***** Excerpted records *****
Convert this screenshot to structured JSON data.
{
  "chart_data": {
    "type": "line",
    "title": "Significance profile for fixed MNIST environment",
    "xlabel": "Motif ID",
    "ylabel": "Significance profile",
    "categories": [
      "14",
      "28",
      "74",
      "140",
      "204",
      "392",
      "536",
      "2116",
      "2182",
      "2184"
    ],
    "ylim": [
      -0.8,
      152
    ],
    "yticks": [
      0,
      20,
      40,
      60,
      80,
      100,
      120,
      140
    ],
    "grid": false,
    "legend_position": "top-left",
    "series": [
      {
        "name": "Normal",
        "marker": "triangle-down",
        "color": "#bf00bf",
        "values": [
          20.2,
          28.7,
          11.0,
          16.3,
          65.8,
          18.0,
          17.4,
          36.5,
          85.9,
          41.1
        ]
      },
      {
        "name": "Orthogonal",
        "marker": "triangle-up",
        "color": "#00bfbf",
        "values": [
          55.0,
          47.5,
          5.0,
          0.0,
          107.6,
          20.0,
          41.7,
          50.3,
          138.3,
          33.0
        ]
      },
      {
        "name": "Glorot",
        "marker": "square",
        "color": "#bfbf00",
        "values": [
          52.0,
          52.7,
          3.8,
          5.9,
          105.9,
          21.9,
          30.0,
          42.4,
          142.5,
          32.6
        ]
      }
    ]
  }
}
*****
■ Exercise description: Look through the data above. Find each line with the string "triangle" and copy it.

■ Completed exercise:
        "marker": "triangle-down",
        "marker": "triangle-up",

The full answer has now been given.